**CHALLENGE**. Output each line exactly as it appears, skipping any embedded picture.

**EXCERPTED RECORDS**.
---------------
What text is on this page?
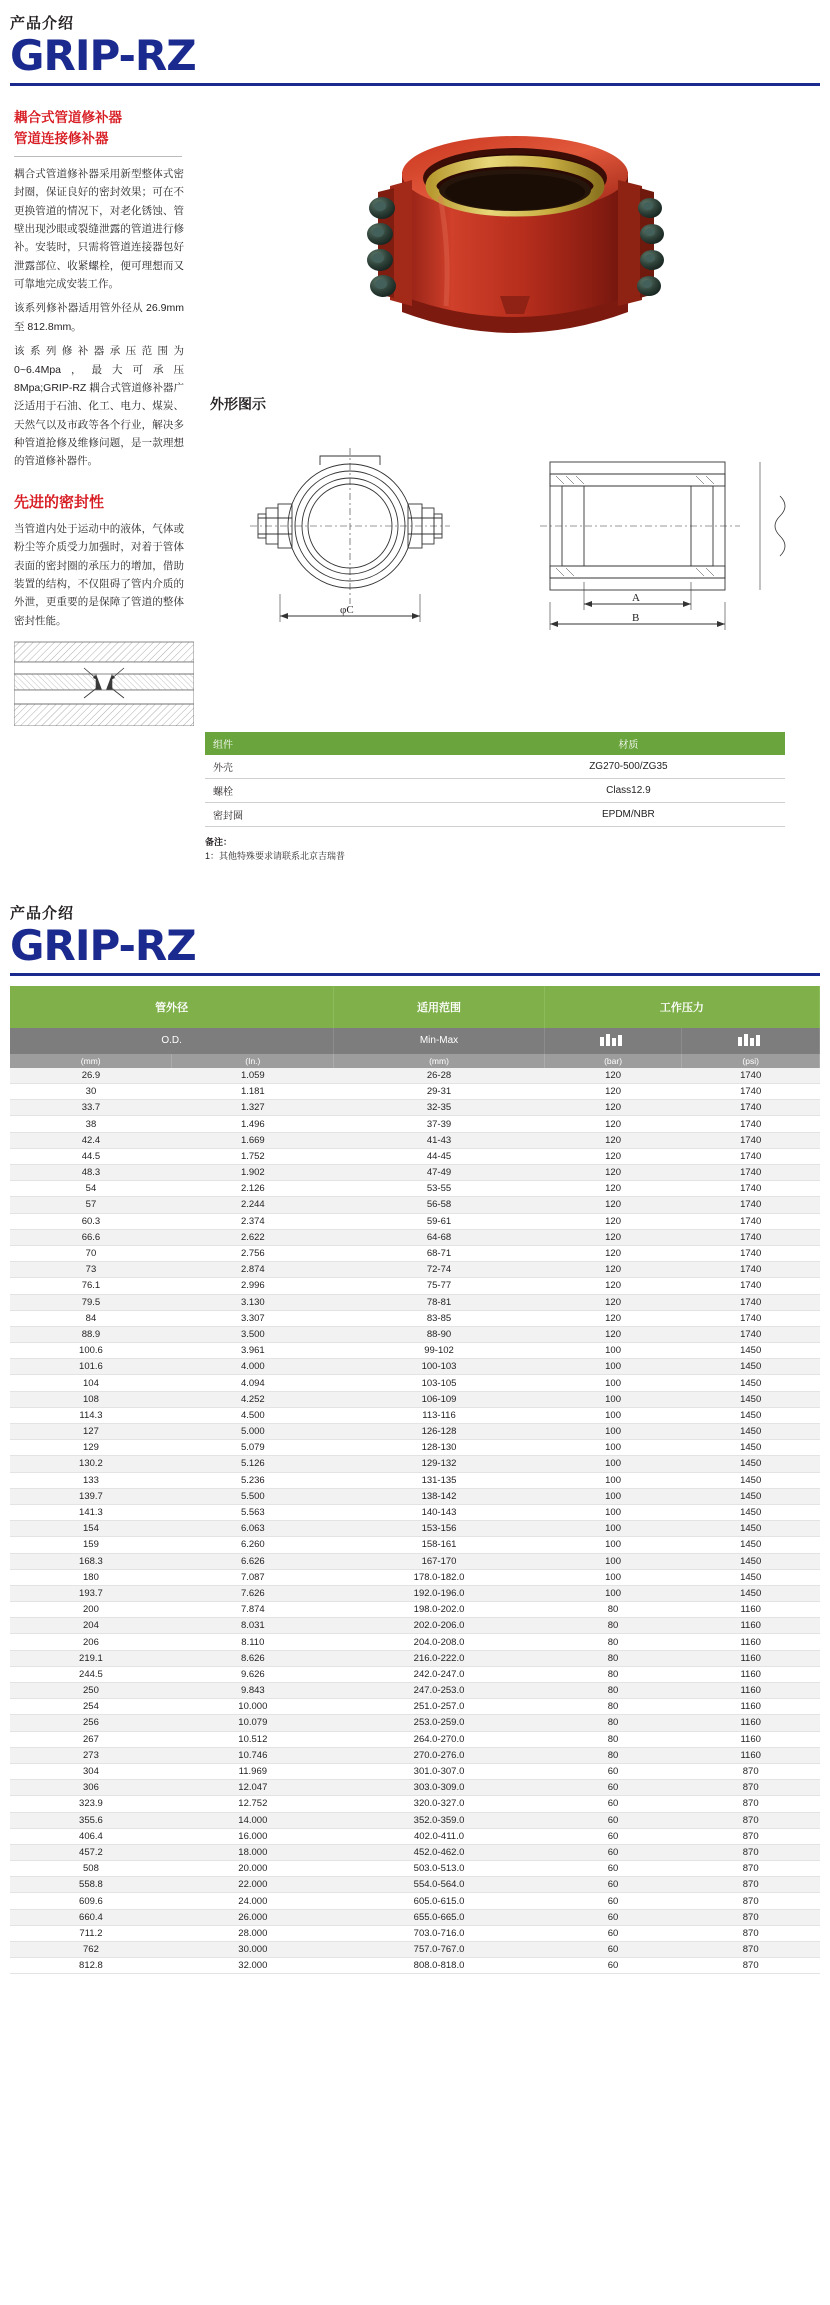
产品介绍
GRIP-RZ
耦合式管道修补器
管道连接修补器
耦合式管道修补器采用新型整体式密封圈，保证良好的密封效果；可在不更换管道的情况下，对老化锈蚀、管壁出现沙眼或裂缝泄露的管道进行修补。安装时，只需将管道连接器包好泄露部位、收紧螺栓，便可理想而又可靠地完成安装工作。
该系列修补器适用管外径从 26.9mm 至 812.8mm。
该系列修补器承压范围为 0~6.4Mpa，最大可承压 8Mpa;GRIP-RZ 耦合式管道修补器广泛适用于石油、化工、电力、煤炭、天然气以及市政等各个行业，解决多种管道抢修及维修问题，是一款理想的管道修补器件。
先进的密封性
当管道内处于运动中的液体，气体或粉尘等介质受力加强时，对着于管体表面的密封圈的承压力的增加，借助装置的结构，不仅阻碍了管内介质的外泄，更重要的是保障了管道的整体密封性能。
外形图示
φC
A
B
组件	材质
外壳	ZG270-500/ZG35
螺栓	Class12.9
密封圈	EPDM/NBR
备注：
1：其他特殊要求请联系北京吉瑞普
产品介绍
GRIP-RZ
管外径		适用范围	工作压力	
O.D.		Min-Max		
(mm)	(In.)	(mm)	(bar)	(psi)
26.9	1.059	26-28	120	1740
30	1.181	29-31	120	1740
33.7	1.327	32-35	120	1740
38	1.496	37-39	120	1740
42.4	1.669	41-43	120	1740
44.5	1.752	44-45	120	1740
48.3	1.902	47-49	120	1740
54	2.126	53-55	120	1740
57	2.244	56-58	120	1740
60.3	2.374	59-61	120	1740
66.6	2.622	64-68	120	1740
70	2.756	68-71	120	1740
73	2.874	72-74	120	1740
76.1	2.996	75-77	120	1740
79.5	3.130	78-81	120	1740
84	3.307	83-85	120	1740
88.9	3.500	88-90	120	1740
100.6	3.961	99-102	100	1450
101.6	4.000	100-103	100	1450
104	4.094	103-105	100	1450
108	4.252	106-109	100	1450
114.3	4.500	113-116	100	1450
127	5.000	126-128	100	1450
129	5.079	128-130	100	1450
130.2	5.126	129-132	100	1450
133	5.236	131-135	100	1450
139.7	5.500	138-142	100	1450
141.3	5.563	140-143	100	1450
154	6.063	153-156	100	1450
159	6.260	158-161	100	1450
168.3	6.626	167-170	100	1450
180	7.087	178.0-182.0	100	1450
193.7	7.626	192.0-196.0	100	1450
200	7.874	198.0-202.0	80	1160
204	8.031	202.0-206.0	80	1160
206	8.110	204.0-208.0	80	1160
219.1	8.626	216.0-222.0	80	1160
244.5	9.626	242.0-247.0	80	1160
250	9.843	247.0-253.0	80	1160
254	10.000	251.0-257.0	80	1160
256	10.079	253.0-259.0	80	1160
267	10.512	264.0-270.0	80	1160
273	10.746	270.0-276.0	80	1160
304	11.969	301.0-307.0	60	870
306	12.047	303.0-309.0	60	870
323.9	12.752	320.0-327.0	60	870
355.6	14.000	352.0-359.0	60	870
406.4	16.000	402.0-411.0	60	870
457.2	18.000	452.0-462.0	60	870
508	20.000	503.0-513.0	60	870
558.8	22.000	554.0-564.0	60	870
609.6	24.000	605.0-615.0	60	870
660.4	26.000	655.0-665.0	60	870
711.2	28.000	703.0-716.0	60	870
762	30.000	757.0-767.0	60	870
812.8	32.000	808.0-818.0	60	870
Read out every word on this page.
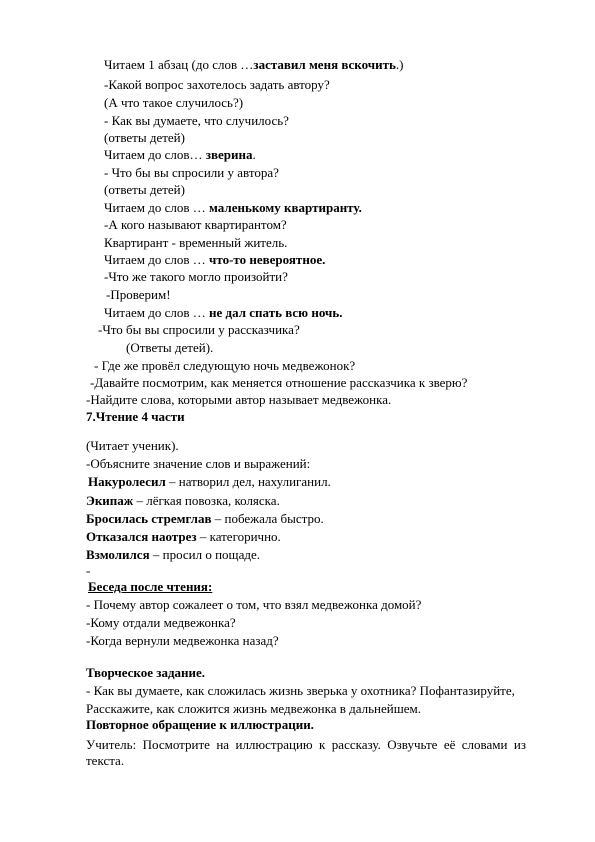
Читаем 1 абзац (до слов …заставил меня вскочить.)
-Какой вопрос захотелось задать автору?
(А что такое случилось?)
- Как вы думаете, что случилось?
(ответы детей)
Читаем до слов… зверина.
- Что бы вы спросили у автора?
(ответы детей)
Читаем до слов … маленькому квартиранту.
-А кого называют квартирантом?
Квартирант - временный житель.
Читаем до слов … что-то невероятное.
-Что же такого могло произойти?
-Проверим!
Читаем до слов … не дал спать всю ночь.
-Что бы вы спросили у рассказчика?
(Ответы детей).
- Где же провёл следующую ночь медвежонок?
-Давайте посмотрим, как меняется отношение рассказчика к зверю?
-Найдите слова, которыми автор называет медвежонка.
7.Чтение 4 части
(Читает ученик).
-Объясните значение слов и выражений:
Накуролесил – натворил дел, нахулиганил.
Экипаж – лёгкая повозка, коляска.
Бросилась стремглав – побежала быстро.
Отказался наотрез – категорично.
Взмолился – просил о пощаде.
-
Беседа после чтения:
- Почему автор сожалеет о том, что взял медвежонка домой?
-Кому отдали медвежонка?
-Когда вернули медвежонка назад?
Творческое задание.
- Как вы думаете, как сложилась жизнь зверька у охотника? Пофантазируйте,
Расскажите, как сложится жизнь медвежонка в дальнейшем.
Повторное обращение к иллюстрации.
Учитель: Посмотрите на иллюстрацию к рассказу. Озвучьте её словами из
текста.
---------------
**WRITTEN SOLUTION**.
What text is on this page?
产品介绍
GRIP-RZ
耦合式管道修补器
管道连接修补器
耦合式管道修补器采用新型整体式密封圈，保证良好的密封效果；可在不更换管道的情况下，对老化锈蚀、管壁出现沙眼或裂缝泄露的管道进行修补。安装时，只需将管道连接器包好泄露部位、收紧螺栓，便可理想而又可靠地完成安装工作。
该系列修补器适用管外径从 26.9mm 至 812.8mm。
该系列修补器承压范围为 0~6.4Mpa，最大可承压 8Mpa;GRIP-RZ 耦合式管道修补器广泛适用于石油、化工、电力、煤炭、天然气以及市政等各个行业，解决多种管道抢修及维修问题，是一款理想的管道修补器件。
先进的密封性
当管道内处于运动中的液体，气体或粉尘等介质受力加强时，对着于管体表面的密封圈的承压力的增加，借助装置的结构，不仅阻碍了管内介质的外泄，更重要的是保障了管道的整体密封性能。
外形图示
φC
A
B
组件	材质
外壳	ZG270-500/ZG35
螺栓	Class12.9
密封圈	EPDM/NBR
备注：
1：其他特殊要求请联系北京吉瑞普
产品介绍
GRIP-RZ
管外径		适用范围	工作压力	
O.D.		Min-Max		
(mm)	(In.)	(mm)	(bar)	(psi)
26.9	1.059	26-28	120	1740
30	1.181	29-31	120	1740
33.7	1.327	32-35	120	1740
38	1.496	37-39	120	1740
42.4	1.669	41-43	120	1740
44.5	1.752	44-45	120	1740
48.3	1.902	47-49	120	1740
54	2.126	53-55	120	1740
57	2.244	56-58	120	1740
60.3	2.374	59-61	120	1740
66.6	2.622	64-68	120	1740
70	2.756	68-71	120	1740
73	2.874	72-74	120	1740
76.1	2.996	75-77	120	1740
79.5	3.130	78-81	120	1740
84	3.307	83-85	120	1740
88.9	3.500	88-90	120	1740
100.6	3.961	99-102	100	1450
101.6	4.000	100-103	100	1450
104	4.094	103-105	100	1450
108	4.252	106-109	100	1450
114.3	4.500	113-116	100	1450
127	5.000	126-128	100	1450
129	5.079	128-130	100	1450
130.2	5.126	129-132	100	1450
133	5.236	131-135	100	1450
139.7	5.500	138-142	100	1450
141.3	5.563	140-143	100	1450
154	6.063	153-156	100	1450
159	6.260	158-161	100	1450
168.3	6.626	167-170	100	1450
180	7.087	178.0-182.0	100	1450
193.7	7.626	192.0-196.0	100	1450
200	7.874	198.0-202.0	80	1160
204	8.031	202.0-206.0	80	1160
206	8.110	204.0-208.0	80	1160
219.1	8.626	216.0-222.0	80	1160
244.5	9.626	242.0-247.0	80	1160
250	9.843	247.0-253.0	80	1160
254	10.000	251.0-257.0	80	1160
256	10.079	253.0-259.0	80	1160
267	10.512	264.0-270.0	80	1160
273	10.746	270.0-276.0	80	1160
304	11.969	301.0-307.0	60	870
306	12.047	303.0-309.0	60	870
323.9	12.752	320.0-327.0	60	870
355.6	14.000	352.0-359.0	60	870
406.4	16.000	402.0-411.0	60	870
457.2	18.000	452.0-462.0	60	870
508	20.000	503.0-513.0	60	870
558.8	22.000	554.0-564.0	60	870
609.6	24.000	605.0-615.0	60	870
660.4	26.000	655.0-665.0	60	870
711.2	28.000	703.0-716.0	60	870
762	30.000	757.0-767.0	60	870
812.8	32.000	808.0-818.0	60	870
Read out every word on this page.
Читаем 1 абзац (до слов …заставил меня вскочить.)
-Какой вопрос захотелось задать автору?
(А что такое случилось?)
- Как вы думаете, что случилось?
(ответы детей)
Читаем до слов… зверина.
- Что бы вы спросили у автора?
(ответы детей)
Читаем до слов … маленькому квартиранту.
-А кого называют квартирантом?
Квартирант - временный житель.
Читаем до слов … что-то невероятное.
-Что же такого могло произойти?
-Проверим!
Читаем до слов … не дал спать всю ночь.
-Что бы вы спросили у рассказчика?
(Ответы детей).
- Где же провёл следующую ночь медвежонок?
-Давайте посмотрим, как меняется отношение рассказчика к зверю?
-Найдите слова, которыми автор называет медвежонка.
7.Чтение 4 части
(Читает ученик).
-Объясните значение слов и выражений:
Накуролесил – натворил дел, нахулиганил.
Экипаж – лёгкая повозка, коляска.
Бросилась стремглав – побежала быстро.
Отказался наотрез – категорично.
Взмолился – просил о пощаде.
-
Беседа после чтения:
- Почему автор сожалеет о том, что взял медвежонка домой?
-Кому отдали медвежонка?
-Когда вернули медвежонка назад?
Творческое задание.
- Как вы думаете, как сложилась жизнь зверька у охотника? Пофантазируйте,
Расскажите, как сложится жизнь медвежонка в дальнейшем.
Повторное обращение к иллюстрации.
Учитель: Посмотрите на иллюстрацию к рассказу. Озвучьте её словами из
текста.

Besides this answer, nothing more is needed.